Figure record listings:
# # # # # # #

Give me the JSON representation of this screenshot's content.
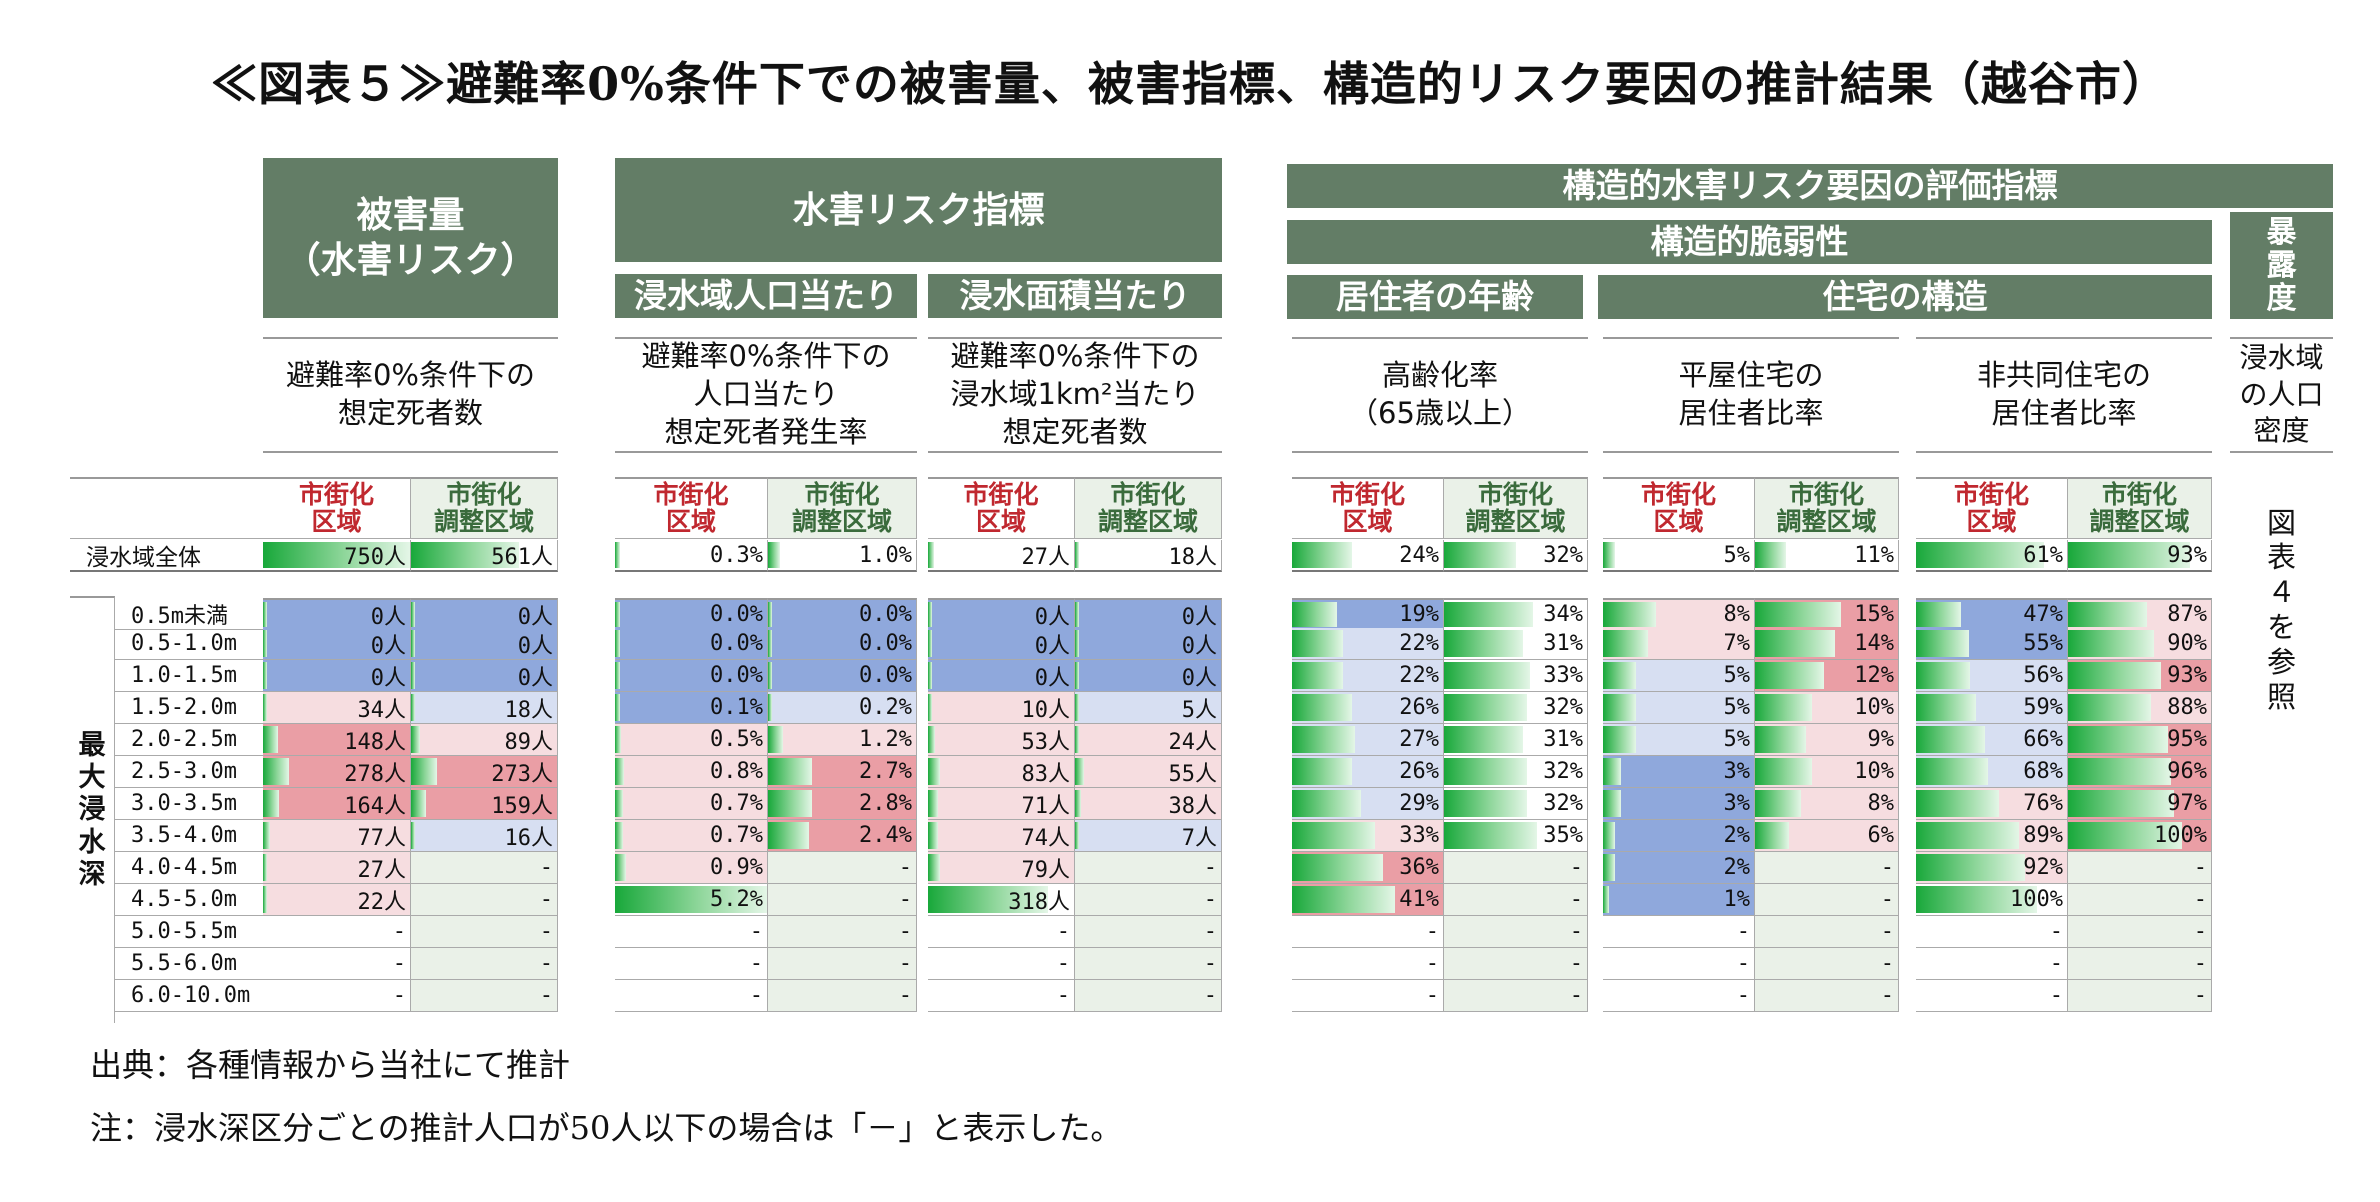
{
  "title": "≪図表５≫避難率0%条件下での被害量、被害指標、構造的リスク要因の推計結果（越谷市）",
  "headers": {
    "damage_title": "被害量",
    "damage_subtitle": "（水害リスク）",
    "risk_index": "水害リスク指標",
    "per_pop": "浸水域人口当たり",
    "per_area": "浸水面積当たり",
    "structural": "構造的水害リスク要因の評価指標",
    "vulnerability": "構造的脆弱性",
    "resident_age": "居住者の年齢",
    "housing": "住宅の構造",
    "exposure": "暴露度"
  },
  "descriptions": {
    "deaths": "避難率0%条件下の\n想定死者数",
    "deaths_per_pop": "避難率0%条件下の\n人口当たり\n想定死者発生率",
    "deaths_per_area": "避難率0%条件下の\n浸水域1km²当たり\n想定死者数",
    "elderly": "高齢化率\n（65歳以上）",
    "one_storey": "平屋住宅の\n居住者比率",
    "non_shared": "非共同住宅の\n居住者比率",
    "density": "浸水域\nの人口\n密度"
  },
  "col_labels": {
    "urban": "市街化\n区域",
    "adjust": "市街化\n調整区域"
  },
  "exposure_note": "図\n表\n４\nを\n参\n照",
  "row_group_label": "最\n大\n浸\n水\n深",
  "total_label": "浸水域全体",
  "row_labels": [
    "0.5m未満",
    "0.5-1.0m",
    "1.0-1.5m",
    "1.5-2.0m",
    "2.0-2.5m",
    "2.5-3.0m",
    "3.0-3.5m",
    "3.5-4.0m",
    "4.0-4.5m",
    "4.5-5.0m",
    "5.0-5.5m",
    "5.5-6.0m",
    "6.0-10.0m"
  ],
  "colors": {
    "header_green": "#637d66",
    "blue": "#8fa8dc",
    "light_blue": "#d7dff2",
    "red": "#ea9ea5",
    "pink": "#f6dde0",
    "light_green": "#eaf1e8"
  },
  "columns": [
    {
      "name": "deaths_urban",
      "total": {
        "text": "750人",
        "fill": 1.0
      },
      "rows": [
        {
          "text": "0人",
          "bg": "blue",
          "fill": 0
        },
        {
          "text": "0人",
          "bg": "blue",
          "fill": 0
        },
        {
          "text": "0人",
          "bg": "blue",
          "fill": 0
        },
        {
          "text": "34人",
          "bg": "pink",
          "fill": 0.03
        },
        {
          "text": "148人",
          "bg": "red",
          "fill": 0.1
        },
        {
          "text": "278人",
          "bg": "red",
          "fill": 0.18
        },
        {
          "text": "164人",
          "bg": "red",
          "fill": 0.11
        },
        {
          "text": "77人",
          "bg": "pink",
          "fill": 0.05
        },
        {
          "text": "27人",
          "bg": "pink",
          "fill": 0.02
        },
        {
          "text": "22人",
          "bg": "pink",
          "fill": 0.02
        },
        {
          "text": "-",
          "bg": "none",
          "fill": 0
        },
        {
          "text": "-",
          "bg": "none",
          "fill": 0
        },
        {
          "text": "-",
          "bg": "none",
          "fill": 0
        }
      ]
    },
    {
      "name": "deaths_adjust",
      "total": {
        "text": "561人",
        "fill": 0.74
      },
      "rows": [
        {
          "text": "0人",
          "bg": "blue",
          "fill": 0
        },
        {
          "text": "0人",
          "bg": "blue",
          "fill": 0
        },
        {
          "text": "0人",
          "bg": "blue",
          "fill": 0
        },
        {
          "text": "18人",
          "bg": "light_blue",
          "fill": 0.02
        },
        {
          "text": "89人",
          "bg": "pink",
          "fill": 0.06
        },
        {
          "text": "273人",
          "bg": "red",
          "fill": 0.18
        },
        {
          "text": "159人",
          "bg": "red",
          "fill": 0.1
        },
        {
          "text": "16人",
          "bg": "light_blue",
          "fill": 0.02
        },
        {
          "text": "-",
          "bg": "light_green",
          "fill": 0
        },
        {
          "text": "-",
          "bg": "light_green",
          "fill": 0
        },
        {
          "text": "-",
          "bg": "light_green",
          "fill": 0
        },
        {
          "text": "-",
          "bg": "light_green",
          "fill": 0
        },
        {
          "text": "-",
          "bg": "light_green",
          "fill": 0
        }
      ]
    },
    {
      "name": "rate_urban",
      "total": {
        "text": "0.3%",
        "fill": 0.02
      },
      "rows": [
        {
          "text": "0.0%",
          "bg": "blue",
          "fill": 0
        },
        {
          "text": "0.0%",
          "bg": "blue",
          "fill": 0
        },
        {
          "text": "0.0%",
          "bg": "blue",
          "fill": 0
        },
        {
          "text": "0.1%",
          "bg": "blue",
          "fill": 0.02
        },
        {
          "text": "0.5%",
          "bg": "pink",
          "fill": 0.04
        },
        {
          "text": "0.8%",
          "bg": "pink",
          "fill": 0.06
        },
        {
          "text": "0.7%",
          "bg": "pink",
          "fill": 0.05
        },
        {
          "text": "0.7%",
          "bg": "pink",
          "fill": 0.05
        },
        {
          "text": "0.9%",
          "bg": "pink",
          "fill": 0.07
        },
        {
          "text": "5.2%",
          "bg": "none",
          "fill": 1.0
        },
        {
          "text": "-",
          "bg": "none",
          "fill": 0
        },
        {
          "text": "-",
          "bg": "none",
          "fill": 0
        },
        {
          "text": "-",
          "bg": "none",
          "fill": 0
        }
      ]
    },
    {
      "name": "rate_adjust",
      "total": {
        "text": "1.0%",
        "fill": 0.08
      },
      "rows": [
        {
          "text": "0.0%",
          "bg": "blue",
          "fill": 0
        },
        {
          "text": "0.0%",
          "bg": "blue",
          "fill": 0
        },
        {
          "text": "0.0%",
          "bg": "blue",
          "fill": 0
        },
        {
          "text": "0.2%",
          "bg": "light_blue",
          "fill": 0.02
        },
        {
          "text": "1.2%",
          "bg": "pink",
          "fill": 0.1
        },
        {
          "text": "2.7%",
          "bg": "red",
          "fill": 0.3
        },
        {
          "text": "2.8%",
          "bg": "red",
          "fill": 0.3
        },
        {
          "text": "2.4%",
          "bg": "red",
          "fill": 0.28
        },
        {
          "text": "-",
          "bg": "light_green",
          "fill": 0
        },
        {
          "text": "-",
          "bg": "light_green",
          "fill": 0
        },
        {
          "text": "-",
          "bg": "light_green",
          "fill": 0
        },
        {
          "text": "-",
          "bg": "light_green",
          "fill": 0
        },
        {
          "text": "-",
          "bg": "light_green",
          "fill": 0
        }
      ]
    },
    {
      "name": "area_urban",
      "total": {
        "text": "27人",
        "fill": 0.04
      },
      "rows": [
        {
          "text": "0人",
          "bg": "blue",
          "fill": 0
        },
        {
          "text": "0人",
          "bg": "blue",
          "fill": 0
        },
        {
          "text": "0人",
          "bg": "blue",
          "fill": 0
        },
        {
          "text": "10人",
          "bg": "pink",
          "fill": 0.01
        },
        {
          "text": "53人",
          "bg": "pink",
          "fill": 0.05
        },
        {
          "text": "83人",
          "bg": "pink",
          "fill": 0.08
        },
        {
          "text": "71人",
          "bg": "pink",
          "fill": 0.07
        },
        {
          "text": "74人",
          "bg": "pink",
          "fill": 0.07
        },
        {
          "text": "79人",
          "bg": "pink",
          "fill": 0.08
        },
        {
          "text": "318人",
          "bg": "none",
          "fill": 0.82
        },
        {
          "text": "-",
          "bg": "none",
          "fill": 0
        },
        {
          "text": "-",
          "bg": "none",
          "fill": 0
        },
        {
          "text": "-",
          "bg": "none",
          "fill": 0
        }
      ]
    },
    {
      "name": "area_adjust",
      "total": {
        "text": "18人",
        "fill": 0.03
      },
      "rows": [
        {
          "text": "0人",
          "bg": "blue",
          "fill": 0
        },
        {
          "text": "0人",
          "bg": "blue",
          "fill": 0
        },
        {
          "text": "0人",
          "bg": "blue",
          "fill": 0
        },
        {
          "text": "5人",
          "bg": "light_blue",
          "fill": 0.01
        },
        {
          "text": "24人",
          "bg": "pink",
          "fill": 0.03
        },
        {
          "text": "55人",
          "bg": "pink",
          "fill": 0.06
        },
        {
          "text": "38人",
          "bg": "pink",
          "fill": 0.04
        },
        {
          "text": "7人",
          "bg": "light_blue",
          "fill": 0.01
        },
        {
          "text": "-",
          "bg": "light_green",
          "fill": 0
        },
        {
          "text": "-",
          "bg": "light_green",
          "fill": 0
        },
        {
          "text": "-",
          "bg": "light_green",
          "fill": 0
        },
        {
          "text": "-",
          "bg": "light_green",
          "fill": 0
        },
        {
          "text": "-",
          "bg": "light_green",
          "fill": 0
        }
      ]
    },
    {
      "name": "elderly_urban",
      "total": {
        "text": "24%",
        "fill": 0.4
      },
      "rows": [
        {
          "text": "19%",
          "bg": "blue",
          "fill": 0.3
        },
        {
          "text": "22%",
          "bg": "light_blue",
          "fill": 0.34
        },
        {
          "text": "22%",
          "bg": "light_blue",
          "fill": 0.34
        },
        {
          "text": "26%",
          "bg": "light_blue",
          "fill": 0.4
        },
        {
          "text": "27%",
          "bg": "light_blue",
          "fill": 0.42
        },
        {
          "text": "26%",
          "bg": "light_blue",
          "fill": 0.4
        },
        {
          "text": "29%",
          "bg": "light_blue",
          "fill": 0.46
        },
        {
          "text": "33%",
          "bg": "pink",
          "fill": 0.55
        },
        {
          "text": "36%",
          "bg": "red",
          "fill": 0.6
        },
        {
          "text": "41%",
          "bg": "red",
          "fill": 0.68
        },
        {
          "text": "-",
          "bg": "none",
          "fill": 0
        },
        {
          "text": "-",
          "bg": "none",
          "fill": 0
        },
        {
          "text": "-",
          "bg": "none",
          "fill": 0
        }
      ]
    },
    {
      "name": "elderly_adjust",
      "total": {
        "text": "32%",
        "fill": 0.5
      },
      "rows": [
        {
          "text": "34%",
          "bg": "none",
          "fill": 0.62
        },
        {
          "text": "31%",
          "bg": "none",
          "fill": 0.55
        },
        {
          "text": "33%",
          "bg": "none",
          "fill": 0.6
        },
        {
          "text": "32%",
          "bg": "none",
          "fill": 0.58
        },
        {
          "text": "31%",
          "bg": "none",
          "fill": 0.55
        },
        {
          "text": "32%",
          "bg": "none",
          "fill": 0.58
        },
        {
          "text": "32%",
          "bg": "none",
          "fill": 0.58
        },
        {
          "text": "35%",
          "bg": "none",
          "fill": 0.65
        },
        {
          "text": "-",
          "bg": "light_green",
          "fill": 0
        },
        {
          "text": "-",
          "bg": "light_green",
          "fill": 0
        },
        {
          "text": "-",
          "bg": "light_green",
          "fill": 0
        },
        {
          "text": "-",
          "bg": "light_green",
          "fill": 0
        },
        {
          "text": "-",
          "bg": "light_green",
          "fill": 0
        }
      ]
    },
    {
      "name": "onestorey_urban",
      "total": {
        "text": "5%",
        "fill": 0.08
      },
      "rows": [
        {
          "text": "8%",
          "bg": "pink",
          "fill": 0.35
        },
        {
          "text": "7%",
          "bg": "pink",
          "fill": 0.3
        },
        {
          "text": "5%",
          "bg": "light_blue",
          "fill": 0.22
        },
        {
          "text": "5%",
          "bg": "light_blue",
          "fill": 0.22
        },
        {
          "text": "5%",
          "bg": "light_blue",
          "fill": 0.22
        },
        {
          "text": "3%",
          "bg": "blue",
          "fill": 0.12
        },
        {
          "text": "3%",
          "bg": "blue",
          "fill": 0.12
        },
        {
          "text": "2%",
          "bg": "blue",
          "fill": 0.08
        },
        {
          "text": "2%",
          "bg": "blue",
          "fill": 0.08
        },
        {
          "text": "1%",
          "bg": "blue",
          "fill": 0.04
        },
        {
          "text": "-",
          "bg": "none",
          "fill": 0
        },
        {
          "text": "-",
          "bg": "none",
          "fill": 0
        },
        {
          "text": "-",
          "bg": "none",
          "fill": 0
        }
      ]
    },
    {
      "name": "onestorey_adjust",
      "total": {
        "text": "11%",
        "fill": 0.22
      },
      "rows": [
        {
          "text": "15%",
          "bg": "red",
          "fill": 0.6
        },
        {
          "text": "14%",
          "bg": "red",
          "fill": 0.56
        },
        {
          "text": "12%",
          "bg": "red",
          "fill": 0.48
        },
        {
          "text": "10%",
          "bg": "pink",
          "fill": 0.4
        },
        {
          "text": "9%",
          "bg": "pink",
          "fill": 0.36
        },
        {
          "text": "10%",
          "bg": "pink",
          "fill": 0.4
        },
        {
          "text": "8%",
          "bg": "pink",
          "fill": 0.32
        },
        {
          "text": "6%",
          "bg": "pink",
          "fill": 0.24
        },
        {
          "text": "-",
          "bg": "light_green",
          "fill": 0
        },
        {
          "text": "-",
          "bg": "light_green",
          "fill": 0
        },
        {
          "text": "-",
          "bg": "light_green",
          "fill": 0
        },
        {
          "text": "-",
          "bg": "light_green",
          "fill": 0
        },
        {
          "text": "-",
          "bg": "light_green",
          "fill": 0
        }
      ]
    },
    {
      "name": "nonshared_urban",
      "total": {
        "text": "61%",
        "fill": 0.85
      },
      "rows": [
        {
          "text": "47%",
          "bg": "blue",
          "fill": 0.3
        },
        {
          "text": "55%",
          "bg": "blue",
          "fill": 0.35
        },
        {
          "text": "56%",
          "bg": "light_blue",
          "fill": 0.36
        },
        {
          "text": "59%",
          "bg": "light_blue",
          "fill": 0.4
        },
        {
          "text": "66%",
          "bg": "light_blue",
          "fill": 0.46
        },
        {
          "text": "68%",
          "bg": "light_blue",
          "fill": 0.48
        },
        {
          "text": "76%",
          "bg": "pink",
          "fill": 0.55
        },
        {
          "text": "89%",
          "bg": "pink",
          "fill": 0.68
        },
        {
          "text": "92%",
          "bg": "pink",
          "fill": 0.72
        },
        {
          "text": "100%",
          "bg": "none",
          "fill": 0.8
        },
        {
          "text": "-",
          "bg": "none",
          "fill": 0
        },
        {
          "text": "-",
          "bg": "none",
          "fill": 0
        },
        {
          "text": "-",
          "bg": "none",
          "fill": 0
        }
      ]
    },
    {
      "name": "nonshared_adjust",
      "total": {
        "text": "93%",
        "fill": 0.85
      },
      "rows": [
        {
          "text": "87%",
          "bg": "pink",
          "fill": 0.55
        },
        {
          "text": "90%",
          "bg": "pink",
          "fill": 0.6
        },
        {
          "text": "93%",
          "bg": "red",
          "fill": 0.65
        },
        {
          "text": "88%",
          "bg": "pink",
          "fill": 0.58
        },
        {
          "text": "95%",
          "bg": "red",
          "fill": 0.7
        },
        {
          "text": "96%",
          "bg": "red",
          "fill": 0.72
        },
        {
          "text": "97%",
          "bg": "red",
          "fill": 0.74
        },
        {
          "text": "100%",
          "bg": "red",
          "fill": 0.8
        },
        {
          "text": "-",
          "bg": "light_green",
          "fill": 0
        },
        {
          "text": "-",
          "bg": "light_green",
          "fill": 0
        },
        {
          "text": "-",
          "bg": "light_green",
          "fill": 0
        },
        {
          "text": "-",
          "bg": "light_green",
          "fill": 0
        },
        {
          "text": "-",
          "bg": "light_green",
          "fill": 0
        }
      ]
    }
  ],
  "notes": {
    "source": "出典：各種情報から当社にて推計",
    "caveat": "注：浸水深区分ごとの推計人口が50人以下の場合は「－」と表示した。"
  }
}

# # # # # # #

→ SET EXERCISE: Check each line of the listing above for the string "n居住者比率", then report only how many lines have it.

→ SOLUTION FOR THIS PROBLEM: 2